What you need to do ->
**A)** From the score page, quote the passage from "This piece is" to "Korean folk music.".
**B)** Answer these questions from the score page:
(i) What instruments is the piece scored for?
(ii) How long does the piece last?
(iii) Which 14th-century Chinese novel is Jeok-byeok-ga based on?

Source document ->
────────

Fantasy on Three Korean Bird Songs

for four flute players (2022)

Score and Parts

by Texu Kim


SKU: TK-CM011 Category: Tags: , ,


Perusal Score


Texu Kim: Fantasy on Three Bird Songs
Performed by Espiri Winds


9 min


2022 National Flute Association Convention, Chicago, IL
Espiri Winds


Espiri Winds


3 flutes (Fl 1=picc.), alto flute

Program Notes

This piece is based on three Korean songs (or part of them) that contain the word ‘bird’ in their titles, from the 19th (or before), 20th, and 21st centuries.  The first part (section) incorporates melodic fragments of Sae-ta-ryeong (bird song), which emerged from Jeok-byeok-ga, one of the Pansori (Korean folk epic sagas, dating from around 17th century) pieces that is based on a 14th-century Chinese novel, ‘Romance of the Three Kingdoms.’  This song evolved into various styles of Korean folk music and versions thereof. Each version or genre of Sae-ta-ryeong maintains different parts of what is believed to be their original melodies, while displaying a wide array of characteristics of Korean folk music.

────────

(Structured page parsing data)
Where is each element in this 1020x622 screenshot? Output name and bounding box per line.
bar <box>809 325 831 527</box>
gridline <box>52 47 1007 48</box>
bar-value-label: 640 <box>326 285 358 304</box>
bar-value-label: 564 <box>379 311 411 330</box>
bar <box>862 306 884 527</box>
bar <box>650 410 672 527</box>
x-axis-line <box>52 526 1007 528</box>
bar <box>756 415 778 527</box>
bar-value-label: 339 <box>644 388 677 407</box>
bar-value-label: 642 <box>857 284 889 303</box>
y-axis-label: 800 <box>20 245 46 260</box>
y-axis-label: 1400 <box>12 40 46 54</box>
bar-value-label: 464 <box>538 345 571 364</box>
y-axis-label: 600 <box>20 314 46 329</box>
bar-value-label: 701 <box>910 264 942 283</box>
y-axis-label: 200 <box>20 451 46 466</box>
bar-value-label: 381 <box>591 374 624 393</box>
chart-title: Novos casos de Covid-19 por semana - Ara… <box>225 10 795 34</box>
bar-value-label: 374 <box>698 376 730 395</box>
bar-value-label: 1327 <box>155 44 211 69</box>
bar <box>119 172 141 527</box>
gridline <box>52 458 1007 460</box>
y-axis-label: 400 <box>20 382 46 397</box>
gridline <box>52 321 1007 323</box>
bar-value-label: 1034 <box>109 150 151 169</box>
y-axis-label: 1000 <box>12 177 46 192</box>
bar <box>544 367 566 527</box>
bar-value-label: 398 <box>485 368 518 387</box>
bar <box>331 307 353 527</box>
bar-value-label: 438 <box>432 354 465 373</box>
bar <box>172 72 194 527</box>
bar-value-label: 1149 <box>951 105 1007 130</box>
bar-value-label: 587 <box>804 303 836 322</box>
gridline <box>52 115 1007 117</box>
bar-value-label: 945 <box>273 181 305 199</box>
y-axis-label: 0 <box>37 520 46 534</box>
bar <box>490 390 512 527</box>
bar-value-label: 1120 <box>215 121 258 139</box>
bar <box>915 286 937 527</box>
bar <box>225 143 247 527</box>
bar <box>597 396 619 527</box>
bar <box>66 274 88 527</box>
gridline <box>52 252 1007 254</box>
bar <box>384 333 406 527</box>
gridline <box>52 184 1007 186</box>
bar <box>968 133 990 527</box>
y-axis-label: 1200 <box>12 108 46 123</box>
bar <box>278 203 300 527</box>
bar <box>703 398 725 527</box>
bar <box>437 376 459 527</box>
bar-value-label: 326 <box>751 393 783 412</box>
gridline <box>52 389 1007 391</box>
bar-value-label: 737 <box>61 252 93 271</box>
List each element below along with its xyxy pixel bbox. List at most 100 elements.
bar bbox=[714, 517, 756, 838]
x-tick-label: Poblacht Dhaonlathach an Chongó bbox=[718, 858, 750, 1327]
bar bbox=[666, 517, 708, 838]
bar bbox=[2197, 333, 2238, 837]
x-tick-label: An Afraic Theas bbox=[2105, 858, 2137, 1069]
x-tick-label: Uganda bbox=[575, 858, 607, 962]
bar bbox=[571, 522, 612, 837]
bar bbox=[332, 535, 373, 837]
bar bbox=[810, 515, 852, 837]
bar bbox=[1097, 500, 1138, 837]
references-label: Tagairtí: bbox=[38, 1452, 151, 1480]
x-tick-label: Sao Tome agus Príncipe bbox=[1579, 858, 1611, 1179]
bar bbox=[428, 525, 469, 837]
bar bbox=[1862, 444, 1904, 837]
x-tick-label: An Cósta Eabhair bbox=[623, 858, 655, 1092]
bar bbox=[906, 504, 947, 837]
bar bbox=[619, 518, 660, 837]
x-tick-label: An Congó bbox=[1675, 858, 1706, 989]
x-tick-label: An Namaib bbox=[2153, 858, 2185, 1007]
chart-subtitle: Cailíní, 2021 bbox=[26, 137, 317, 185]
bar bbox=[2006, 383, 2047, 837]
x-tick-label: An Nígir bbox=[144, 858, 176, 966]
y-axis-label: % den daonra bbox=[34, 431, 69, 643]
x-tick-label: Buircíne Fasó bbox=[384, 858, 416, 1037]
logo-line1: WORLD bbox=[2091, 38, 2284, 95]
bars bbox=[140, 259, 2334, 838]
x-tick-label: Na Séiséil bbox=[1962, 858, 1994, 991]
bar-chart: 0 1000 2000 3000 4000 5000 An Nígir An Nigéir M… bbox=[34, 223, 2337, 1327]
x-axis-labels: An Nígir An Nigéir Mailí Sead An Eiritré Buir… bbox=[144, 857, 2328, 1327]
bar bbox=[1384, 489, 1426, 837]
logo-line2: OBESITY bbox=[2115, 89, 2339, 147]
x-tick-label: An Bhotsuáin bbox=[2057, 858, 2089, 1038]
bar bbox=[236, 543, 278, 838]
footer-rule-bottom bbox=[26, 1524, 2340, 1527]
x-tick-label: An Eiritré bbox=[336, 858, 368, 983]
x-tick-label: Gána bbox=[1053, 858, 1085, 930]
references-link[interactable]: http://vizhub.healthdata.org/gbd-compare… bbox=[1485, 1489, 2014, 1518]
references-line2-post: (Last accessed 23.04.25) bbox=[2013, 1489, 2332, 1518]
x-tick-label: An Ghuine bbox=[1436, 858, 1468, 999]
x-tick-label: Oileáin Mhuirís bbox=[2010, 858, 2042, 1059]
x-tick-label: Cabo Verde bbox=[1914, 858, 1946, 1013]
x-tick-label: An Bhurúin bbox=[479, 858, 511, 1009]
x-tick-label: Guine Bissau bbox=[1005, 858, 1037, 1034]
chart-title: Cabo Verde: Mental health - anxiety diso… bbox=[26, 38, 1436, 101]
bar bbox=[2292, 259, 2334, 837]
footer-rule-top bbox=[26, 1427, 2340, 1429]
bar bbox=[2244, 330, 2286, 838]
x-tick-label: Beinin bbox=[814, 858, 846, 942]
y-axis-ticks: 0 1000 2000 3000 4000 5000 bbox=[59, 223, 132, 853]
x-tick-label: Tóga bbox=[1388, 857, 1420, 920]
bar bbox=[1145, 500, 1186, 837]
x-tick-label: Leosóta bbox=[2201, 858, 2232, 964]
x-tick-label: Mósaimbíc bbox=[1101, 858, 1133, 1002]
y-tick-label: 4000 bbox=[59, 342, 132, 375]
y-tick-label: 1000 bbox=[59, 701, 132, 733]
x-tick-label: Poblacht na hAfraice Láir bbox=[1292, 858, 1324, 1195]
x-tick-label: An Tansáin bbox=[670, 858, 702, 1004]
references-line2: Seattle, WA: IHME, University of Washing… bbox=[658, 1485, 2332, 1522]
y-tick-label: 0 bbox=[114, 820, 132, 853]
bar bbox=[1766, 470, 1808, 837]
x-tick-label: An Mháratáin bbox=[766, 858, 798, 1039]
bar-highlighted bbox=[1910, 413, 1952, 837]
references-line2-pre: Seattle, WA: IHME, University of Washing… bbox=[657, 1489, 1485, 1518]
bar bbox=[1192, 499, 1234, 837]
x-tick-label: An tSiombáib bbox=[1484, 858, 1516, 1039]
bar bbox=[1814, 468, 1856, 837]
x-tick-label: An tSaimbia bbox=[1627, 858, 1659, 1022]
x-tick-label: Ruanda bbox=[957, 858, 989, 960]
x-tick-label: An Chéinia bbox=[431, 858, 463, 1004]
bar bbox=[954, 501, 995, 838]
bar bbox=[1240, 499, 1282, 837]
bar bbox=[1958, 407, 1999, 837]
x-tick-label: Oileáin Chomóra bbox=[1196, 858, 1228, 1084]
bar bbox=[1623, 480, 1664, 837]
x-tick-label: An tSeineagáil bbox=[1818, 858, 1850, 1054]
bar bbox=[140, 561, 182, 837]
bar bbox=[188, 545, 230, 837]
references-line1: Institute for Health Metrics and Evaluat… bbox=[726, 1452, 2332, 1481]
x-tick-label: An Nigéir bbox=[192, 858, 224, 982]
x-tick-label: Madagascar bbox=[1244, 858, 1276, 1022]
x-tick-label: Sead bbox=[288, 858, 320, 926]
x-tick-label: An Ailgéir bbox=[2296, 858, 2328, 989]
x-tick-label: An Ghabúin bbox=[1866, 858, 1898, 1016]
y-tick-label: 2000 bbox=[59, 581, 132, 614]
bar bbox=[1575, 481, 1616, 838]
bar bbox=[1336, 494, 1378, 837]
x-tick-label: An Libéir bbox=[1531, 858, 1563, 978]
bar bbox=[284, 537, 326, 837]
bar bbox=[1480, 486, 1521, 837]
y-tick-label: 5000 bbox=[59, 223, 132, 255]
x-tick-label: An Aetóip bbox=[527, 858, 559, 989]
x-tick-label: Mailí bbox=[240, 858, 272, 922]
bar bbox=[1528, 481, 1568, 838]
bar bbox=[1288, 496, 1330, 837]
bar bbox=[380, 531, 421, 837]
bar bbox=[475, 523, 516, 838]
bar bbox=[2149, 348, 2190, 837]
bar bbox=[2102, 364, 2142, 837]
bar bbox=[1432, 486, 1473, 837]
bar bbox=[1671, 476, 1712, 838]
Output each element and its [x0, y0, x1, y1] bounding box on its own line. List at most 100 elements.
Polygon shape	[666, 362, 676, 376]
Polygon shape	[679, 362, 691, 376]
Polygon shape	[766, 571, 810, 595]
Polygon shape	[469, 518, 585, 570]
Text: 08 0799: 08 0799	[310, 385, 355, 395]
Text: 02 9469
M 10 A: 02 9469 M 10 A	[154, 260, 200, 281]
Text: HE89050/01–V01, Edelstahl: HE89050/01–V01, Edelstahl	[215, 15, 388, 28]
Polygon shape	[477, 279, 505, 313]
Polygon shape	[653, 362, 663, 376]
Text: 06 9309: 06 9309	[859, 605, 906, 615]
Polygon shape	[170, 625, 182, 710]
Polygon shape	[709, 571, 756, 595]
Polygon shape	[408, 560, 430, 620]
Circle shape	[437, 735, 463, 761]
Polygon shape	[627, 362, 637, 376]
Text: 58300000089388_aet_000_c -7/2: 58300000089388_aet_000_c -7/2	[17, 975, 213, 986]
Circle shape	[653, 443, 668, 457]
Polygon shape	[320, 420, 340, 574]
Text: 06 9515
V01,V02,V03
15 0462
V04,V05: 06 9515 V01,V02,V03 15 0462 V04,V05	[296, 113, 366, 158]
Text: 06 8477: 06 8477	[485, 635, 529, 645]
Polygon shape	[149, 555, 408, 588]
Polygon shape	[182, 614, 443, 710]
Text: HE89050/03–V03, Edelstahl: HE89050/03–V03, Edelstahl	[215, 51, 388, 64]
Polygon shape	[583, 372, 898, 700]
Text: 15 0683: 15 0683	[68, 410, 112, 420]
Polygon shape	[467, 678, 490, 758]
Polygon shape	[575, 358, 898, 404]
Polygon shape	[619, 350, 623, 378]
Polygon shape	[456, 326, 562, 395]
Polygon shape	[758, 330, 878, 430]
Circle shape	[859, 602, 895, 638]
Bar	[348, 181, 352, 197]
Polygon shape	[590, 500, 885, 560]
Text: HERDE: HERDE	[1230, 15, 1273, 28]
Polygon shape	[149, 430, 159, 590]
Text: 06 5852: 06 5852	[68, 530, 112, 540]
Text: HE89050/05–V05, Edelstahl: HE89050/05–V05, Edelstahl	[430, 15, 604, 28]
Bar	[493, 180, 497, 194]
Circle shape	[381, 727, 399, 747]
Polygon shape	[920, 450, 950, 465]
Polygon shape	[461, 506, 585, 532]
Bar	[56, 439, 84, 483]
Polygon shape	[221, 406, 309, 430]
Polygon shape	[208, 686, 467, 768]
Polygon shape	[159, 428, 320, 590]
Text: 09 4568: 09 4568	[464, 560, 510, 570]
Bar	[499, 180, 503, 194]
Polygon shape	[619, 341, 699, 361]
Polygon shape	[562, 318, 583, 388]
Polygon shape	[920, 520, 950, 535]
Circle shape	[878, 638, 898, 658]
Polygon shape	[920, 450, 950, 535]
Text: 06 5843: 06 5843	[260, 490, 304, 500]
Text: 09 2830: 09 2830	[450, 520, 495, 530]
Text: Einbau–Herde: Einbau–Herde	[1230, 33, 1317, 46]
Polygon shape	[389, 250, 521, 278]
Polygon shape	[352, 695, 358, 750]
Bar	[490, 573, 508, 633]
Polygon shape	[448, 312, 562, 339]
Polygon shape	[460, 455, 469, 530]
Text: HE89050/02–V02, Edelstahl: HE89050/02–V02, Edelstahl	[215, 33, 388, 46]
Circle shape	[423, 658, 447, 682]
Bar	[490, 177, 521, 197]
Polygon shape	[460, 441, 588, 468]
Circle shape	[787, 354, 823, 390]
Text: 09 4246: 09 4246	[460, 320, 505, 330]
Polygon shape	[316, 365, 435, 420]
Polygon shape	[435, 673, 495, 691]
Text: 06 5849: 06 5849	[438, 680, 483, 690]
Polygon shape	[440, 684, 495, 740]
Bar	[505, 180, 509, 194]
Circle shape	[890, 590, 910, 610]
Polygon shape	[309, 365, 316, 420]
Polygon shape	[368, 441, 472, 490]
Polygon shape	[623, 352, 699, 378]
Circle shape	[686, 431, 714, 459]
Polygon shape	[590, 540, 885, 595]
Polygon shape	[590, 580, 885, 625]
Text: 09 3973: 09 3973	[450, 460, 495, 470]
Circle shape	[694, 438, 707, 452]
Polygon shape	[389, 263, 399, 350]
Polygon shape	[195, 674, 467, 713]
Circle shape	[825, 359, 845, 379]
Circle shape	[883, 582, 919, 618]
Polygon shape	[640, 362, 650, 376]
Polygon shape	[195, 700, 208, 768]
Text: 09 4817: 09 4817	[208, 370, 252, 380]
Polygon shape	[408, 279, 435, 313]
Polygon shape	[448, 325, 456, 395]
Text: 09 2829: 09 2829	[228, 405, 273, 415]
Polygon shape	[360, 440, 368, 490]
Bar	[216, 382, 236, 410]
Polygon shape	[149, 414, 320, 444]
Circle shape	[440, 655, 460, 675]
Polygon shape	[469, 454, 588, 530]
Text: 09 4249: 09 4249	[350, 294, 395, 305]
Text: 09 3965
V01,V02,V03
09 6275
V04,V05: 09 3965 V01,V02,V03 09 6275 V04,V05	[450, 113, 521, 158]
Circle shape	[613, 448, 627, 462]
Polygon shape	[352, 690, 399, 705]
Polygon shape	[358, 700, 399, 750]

────────

Expected responses ->
**A)**
This piece is based on three Korean songs (or part of them) that contain the word ‘bird’ in their titles, from the 19th (or before), 20th, and 21st centuries.  The first part (section) incorporates melodic fragments of Sae-ta-ryeong (bird song), which emerged from Jeok-byeok-ga, one of the Pansori (Korean folk epic sagas, dating from around 17th century) pieces that is based on a 14th-century Chinese novel, ‘Romance of the Three Kingdoms.’  This song evolved into various styles of Korean folk music and versions thereof. Each version or genre of Sae-ta-ryeong maintains different parts of what is believed to be their original melodies, while displaying a wide array of characteristics of Korean folk music.

**B)**
(i) Three flutes, with flute 1 doubling piccolo, and alto flute.
(ii) 9 minutes.
(iii) 'Romance of the Three Kingdoms.'